- EXERCISE
Examine the material below. Gather every line in which the string "color" appears.
** Start RECORDS FOR THIS TASK **
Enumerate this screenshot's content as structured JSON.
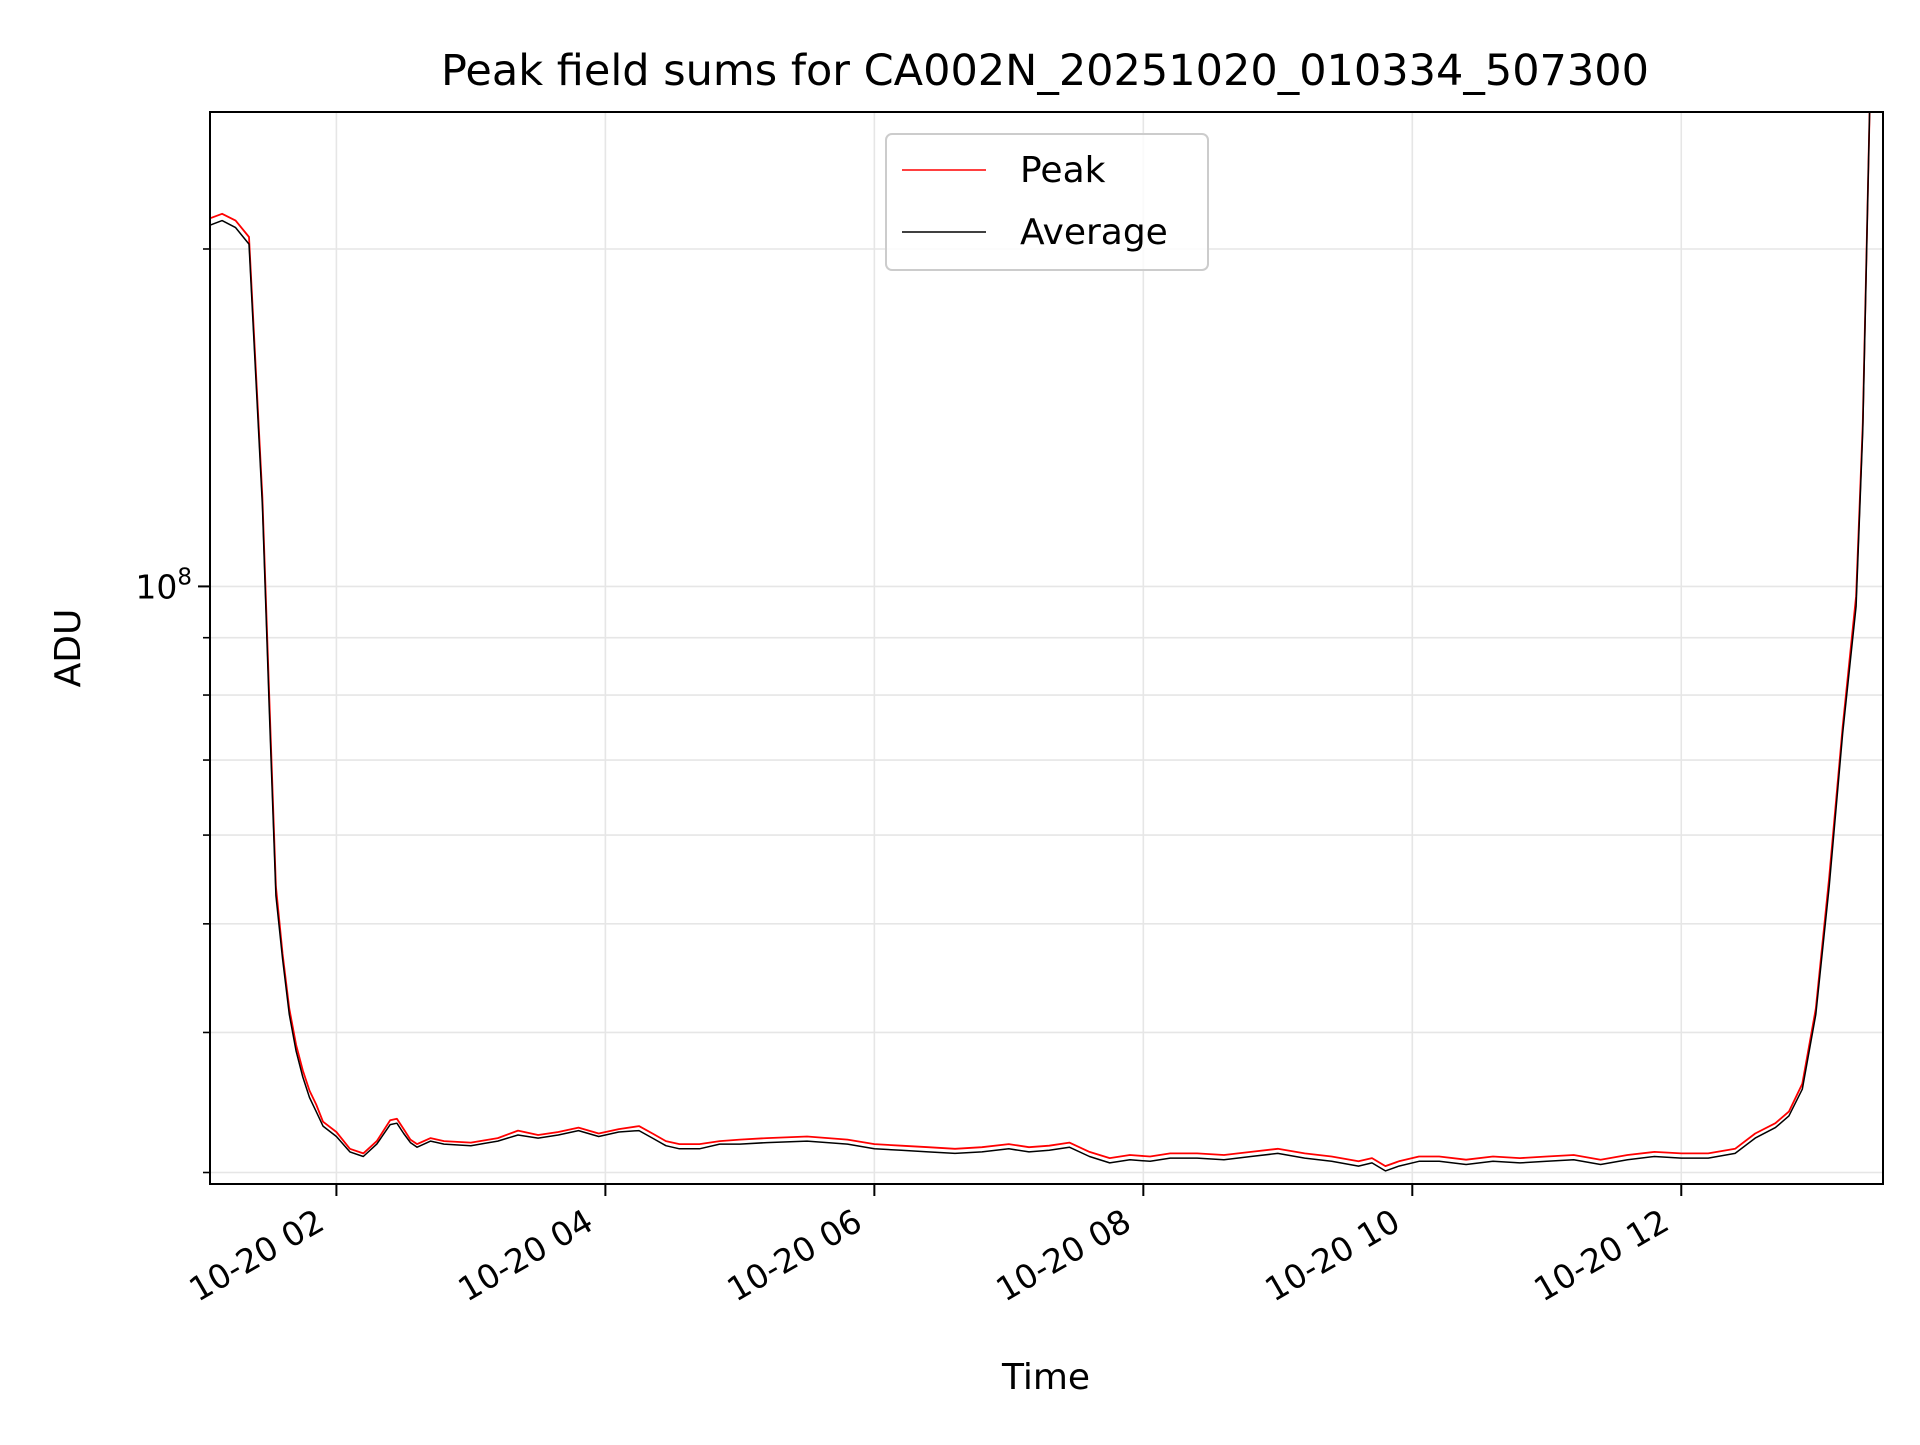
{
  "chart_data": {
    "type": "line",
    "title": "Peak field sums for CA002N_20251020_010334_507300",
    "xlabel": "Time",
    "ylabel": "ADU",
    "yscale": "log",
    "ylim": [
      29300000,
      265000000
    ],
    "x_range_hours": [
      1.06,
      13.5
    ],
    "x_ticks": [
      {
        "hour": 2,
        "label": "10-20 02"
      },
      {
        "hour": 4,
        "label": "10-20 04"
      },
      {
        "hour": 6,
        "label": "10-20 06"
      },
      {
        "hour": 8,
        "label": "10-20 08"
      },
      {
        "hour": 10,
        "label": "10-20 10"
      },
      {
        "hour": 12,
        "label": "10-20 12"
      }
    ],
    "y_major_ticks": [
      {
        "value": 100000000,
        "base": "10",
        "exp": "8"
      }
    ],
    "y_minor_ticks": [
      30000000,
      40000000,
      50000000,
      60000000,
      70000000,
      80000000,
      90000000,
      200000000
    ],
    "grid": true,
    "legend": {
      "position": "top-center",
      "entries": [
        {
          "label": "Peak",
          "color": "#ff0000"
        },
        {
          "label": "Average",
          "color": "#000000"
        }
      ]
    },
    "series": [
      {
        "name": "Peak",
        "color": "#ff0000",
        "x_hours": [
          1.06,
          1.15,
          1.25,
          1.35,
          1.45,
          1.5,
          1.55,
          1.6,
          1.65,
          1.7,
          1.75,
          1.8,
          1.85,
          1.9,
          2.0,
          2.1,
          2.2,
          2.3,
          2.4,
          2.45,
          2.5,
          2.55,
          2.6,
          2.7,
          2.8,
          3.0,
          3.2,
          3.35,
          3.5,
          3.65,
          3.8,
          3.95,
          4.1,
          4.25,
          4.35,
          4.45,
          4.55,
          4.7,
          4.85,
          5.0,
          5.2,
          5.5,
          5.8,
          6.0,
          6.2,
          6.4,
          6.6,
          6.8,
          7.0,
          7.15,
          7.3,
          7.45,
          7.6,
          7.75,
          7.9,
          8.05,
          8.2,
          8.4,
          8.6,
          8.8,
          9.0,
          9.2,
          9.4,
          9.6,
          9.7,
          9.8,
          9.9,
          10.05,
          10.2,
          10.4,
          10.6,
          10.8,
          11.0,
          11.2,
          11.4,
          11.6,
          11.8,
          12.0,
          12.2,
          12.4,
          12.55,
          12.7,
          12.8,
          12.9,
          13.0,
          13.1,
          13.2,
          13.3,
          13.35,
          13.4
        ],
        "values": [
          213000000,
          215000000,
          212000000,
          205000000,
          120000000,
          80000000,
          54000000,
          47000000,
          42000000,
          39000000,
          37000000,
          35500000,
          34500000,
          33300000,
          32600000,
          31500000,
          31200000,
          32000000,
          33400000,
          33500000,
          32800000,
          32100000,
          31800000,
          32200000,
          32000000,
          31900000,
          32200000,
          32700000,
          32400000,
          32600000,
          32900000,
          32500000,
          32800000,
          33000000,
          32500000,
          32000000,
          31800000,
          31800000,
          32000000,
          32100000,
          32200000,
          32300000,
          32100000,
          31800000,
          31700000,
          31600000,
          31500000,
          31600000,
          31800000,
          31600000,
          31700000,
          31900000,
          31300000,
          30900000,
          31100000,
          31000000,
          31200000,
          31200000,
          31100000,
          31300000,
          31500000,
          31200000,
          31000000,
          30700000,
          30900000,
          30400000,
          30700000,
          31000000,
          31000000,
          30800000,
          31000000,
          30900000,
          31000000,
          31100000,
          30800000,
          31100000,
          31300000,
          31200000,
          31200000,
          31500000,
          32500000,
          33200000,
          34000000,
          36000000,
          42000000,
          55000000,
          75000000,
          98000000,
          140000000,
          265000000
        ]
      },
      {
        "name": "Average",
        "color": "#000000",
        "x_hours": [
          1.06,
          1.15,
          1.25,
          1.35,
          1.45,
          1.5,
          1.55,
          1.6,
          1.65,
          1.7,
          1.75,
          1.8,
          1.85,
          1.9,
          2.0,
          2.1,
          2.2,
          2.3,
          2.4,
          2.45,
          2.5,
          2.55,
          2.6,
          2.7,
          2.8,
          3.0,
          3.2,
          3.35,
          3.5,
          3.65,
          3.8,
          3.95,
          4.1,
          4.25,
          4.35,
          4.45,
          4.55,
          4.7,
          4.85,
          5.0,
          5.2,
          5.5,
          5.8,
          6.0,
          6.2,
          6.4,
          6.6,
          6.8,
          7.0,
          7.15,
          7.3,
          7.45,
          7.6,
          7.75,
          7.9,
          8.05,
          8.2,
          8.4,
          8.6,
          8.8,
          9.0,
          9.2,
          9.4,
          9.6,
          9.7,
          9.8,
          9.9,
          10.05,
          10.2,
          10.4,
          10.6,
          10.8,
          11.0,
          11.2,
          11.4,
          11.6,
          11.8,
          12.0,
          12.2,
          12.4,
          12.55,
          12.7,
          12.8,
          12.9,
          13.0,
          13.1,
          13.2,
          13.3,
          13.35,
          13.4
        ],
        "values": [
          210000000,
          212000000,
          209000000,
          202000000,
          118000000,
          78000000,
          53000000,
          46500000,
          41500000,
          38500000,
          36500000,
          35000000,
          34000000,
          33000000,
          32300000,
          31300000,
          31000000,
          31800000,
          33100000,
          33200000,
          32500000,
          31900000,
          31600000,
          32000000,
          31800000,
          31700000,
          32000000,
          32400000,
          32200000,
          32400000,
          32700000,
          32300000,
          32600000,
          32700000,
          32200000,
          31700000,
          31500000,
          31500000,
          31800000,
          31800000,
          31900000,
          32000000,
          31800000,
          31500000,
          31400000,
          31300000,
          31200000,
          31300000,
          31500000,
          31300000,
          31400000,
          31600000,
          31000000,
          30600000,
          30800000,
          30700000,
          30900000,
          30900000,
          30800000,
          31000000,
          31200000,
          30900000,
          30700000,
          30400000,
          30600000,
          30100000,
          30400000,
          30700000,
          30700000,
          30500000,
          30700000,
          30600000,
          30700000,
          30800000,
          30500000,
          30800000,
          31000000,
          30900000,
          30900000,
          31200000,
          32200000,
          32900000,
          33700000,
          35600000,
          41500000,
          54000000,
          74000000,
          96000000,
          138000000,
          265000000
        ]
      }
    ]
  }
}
** End RECORDS FOR THIS TASK **
- CORRECT OUTPUT
          "color": "#ff0000"
          "color": "#000000"
        "color": "#ff0000",
        "color": "#000000",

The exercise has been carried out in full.